## THE TASK
Copy every line from the data below in which the string "Distanz" can be found.

## EXTRACTED RECORDS

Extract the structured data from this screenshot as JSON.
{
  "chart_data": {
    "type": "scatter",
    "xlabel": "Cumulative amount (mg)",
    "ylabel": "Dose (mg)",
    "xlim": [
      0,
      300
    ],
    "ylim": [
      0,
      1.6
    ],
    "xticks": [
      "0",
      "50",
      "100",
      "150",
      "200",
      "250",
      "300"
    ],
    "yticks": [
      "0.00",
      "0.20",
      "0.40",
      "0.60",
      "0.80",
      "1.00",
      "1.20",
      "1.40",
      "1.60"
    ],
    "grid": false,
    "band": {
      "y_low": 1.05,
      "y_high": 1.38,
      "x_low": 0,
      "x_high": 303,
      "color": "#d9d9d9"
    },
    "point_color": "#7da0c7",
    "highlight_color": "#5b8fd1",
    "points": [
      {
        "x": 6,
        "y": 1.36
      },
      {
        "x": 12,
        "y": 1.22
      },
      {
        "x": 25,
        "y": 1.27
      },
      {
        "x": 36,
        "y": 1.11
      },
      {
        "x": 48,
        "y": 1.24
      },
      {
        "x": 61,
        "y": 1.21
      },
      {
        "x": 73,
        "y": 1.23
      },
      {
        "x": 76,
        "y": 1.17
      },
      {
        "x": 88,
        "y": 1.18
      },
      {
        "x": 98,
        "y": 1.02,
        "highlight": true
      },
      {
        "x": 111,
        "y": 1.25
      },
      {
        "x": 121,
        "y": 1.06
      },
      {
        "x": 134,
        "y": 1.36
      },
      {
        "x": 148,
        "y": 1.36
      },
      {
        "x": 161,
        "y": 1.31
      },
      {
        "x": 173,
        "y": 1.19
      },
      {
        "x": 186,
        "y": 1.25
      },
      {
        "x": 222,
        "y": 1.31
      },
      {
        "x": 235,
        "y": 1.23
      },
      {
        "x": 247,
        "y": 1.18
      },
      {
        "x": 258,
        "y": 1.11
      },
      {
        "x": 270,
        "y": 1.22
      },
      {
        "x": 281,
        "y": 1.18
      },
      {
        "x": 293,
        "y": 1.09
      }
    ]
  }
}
...
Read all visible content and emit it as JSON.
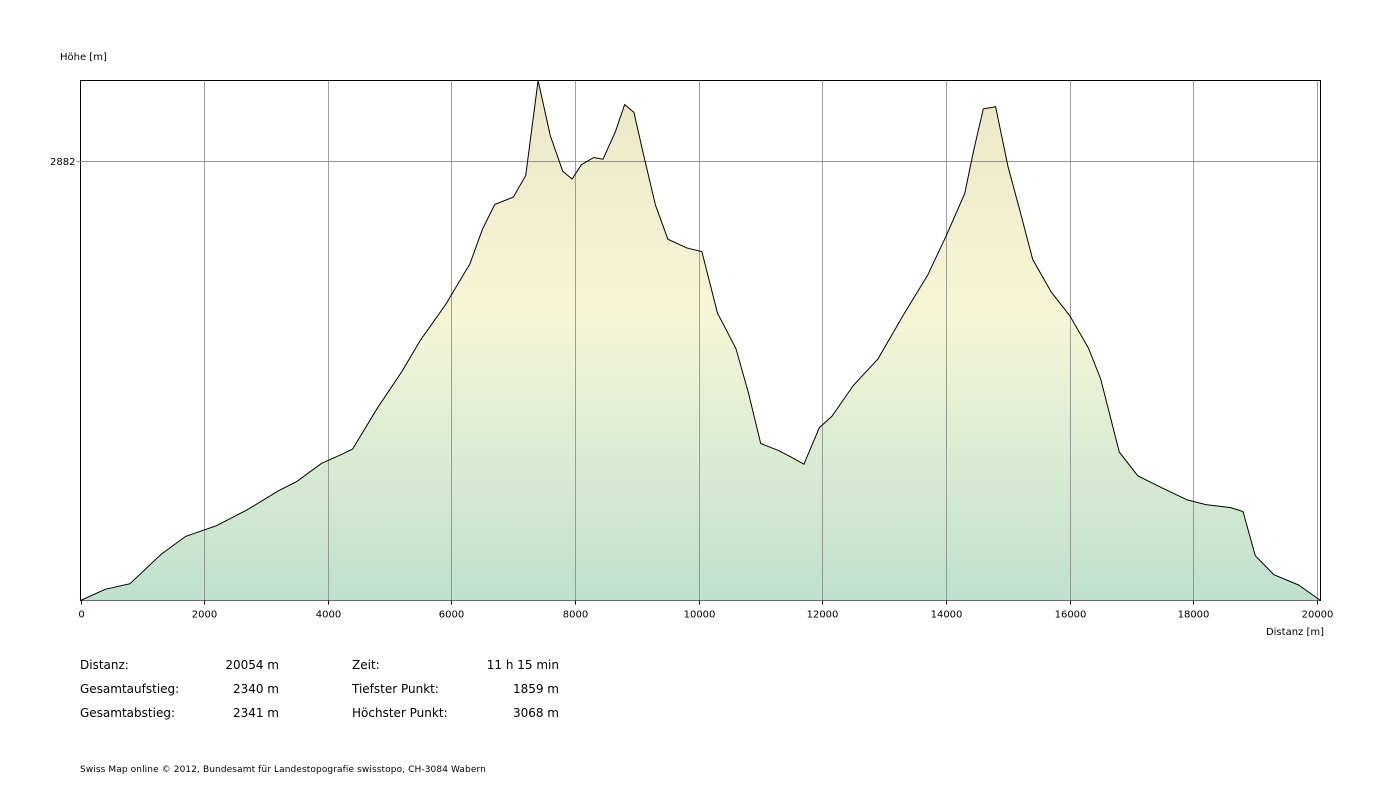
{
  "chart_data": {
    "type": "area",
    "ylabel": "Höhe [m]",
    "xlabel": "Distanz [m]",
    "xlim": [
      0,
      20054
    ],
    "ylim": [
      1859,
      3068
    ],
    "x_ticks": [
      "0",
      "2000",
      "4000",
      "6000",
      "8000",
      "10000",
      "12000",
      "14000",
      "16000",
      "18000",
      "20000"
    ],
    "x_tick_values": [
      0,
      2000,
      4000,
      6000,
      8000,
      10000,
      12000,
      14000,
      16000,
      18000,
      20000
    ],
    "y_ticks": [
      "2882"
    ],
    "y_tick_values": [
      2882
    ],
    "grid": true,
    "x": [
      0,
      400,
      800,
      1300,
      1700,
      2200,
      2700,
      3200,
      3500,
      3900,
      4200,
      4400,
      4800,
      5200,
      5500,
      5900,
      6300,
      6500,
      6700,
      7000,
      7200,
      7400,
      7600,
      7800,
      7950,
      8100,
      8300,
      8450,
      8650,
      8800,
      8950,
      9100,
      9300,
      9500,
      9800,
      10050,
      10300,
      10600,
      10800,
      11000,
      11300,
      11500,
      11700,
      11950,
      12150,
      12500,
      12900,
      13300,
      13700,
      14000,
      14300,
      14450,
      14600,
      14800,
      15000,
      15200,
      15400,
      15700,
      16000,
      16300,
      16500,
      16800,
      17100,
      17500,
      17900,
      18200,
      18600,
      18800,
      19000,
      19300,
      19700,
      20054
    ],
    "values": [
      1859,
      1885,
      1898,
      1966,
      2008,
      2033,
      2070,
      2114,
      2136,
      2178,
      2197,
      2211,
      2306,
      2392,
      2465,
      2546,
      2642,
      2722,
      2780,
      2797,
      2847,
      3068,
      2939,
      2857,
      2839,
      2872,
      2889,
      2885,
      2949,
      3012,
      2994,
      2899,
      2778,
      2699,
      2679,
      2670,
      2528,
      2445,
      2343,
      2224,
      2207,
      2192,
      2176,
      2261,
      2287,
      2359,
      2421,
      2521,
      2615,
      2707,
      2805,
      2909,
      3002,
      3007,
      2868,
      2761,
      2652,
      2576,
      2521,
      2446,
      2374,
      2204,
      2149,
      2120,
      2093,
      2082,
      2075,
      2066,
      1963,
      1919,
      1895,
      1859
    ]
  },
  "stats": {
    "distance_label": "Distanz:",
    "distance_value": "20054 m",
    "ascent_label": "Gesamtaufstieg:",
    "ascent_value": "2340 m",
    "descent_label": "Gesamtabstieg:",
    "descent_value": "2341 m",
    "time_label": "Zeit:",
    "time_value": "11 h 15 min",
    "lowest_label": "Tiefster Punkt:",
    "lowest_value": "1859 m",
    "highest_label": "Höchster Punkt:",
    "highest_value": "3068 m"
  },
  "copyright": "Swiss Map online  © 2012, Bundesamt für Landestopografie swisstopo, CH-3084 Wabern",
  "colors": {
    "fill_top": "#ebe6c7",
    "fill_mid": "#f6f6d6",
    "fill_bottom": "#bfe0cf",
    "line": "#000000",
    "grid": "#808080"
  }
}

## THE COMPLETED TASK
    "xlabel": "Distanz [m]",
    "distance_label": "Distanz:",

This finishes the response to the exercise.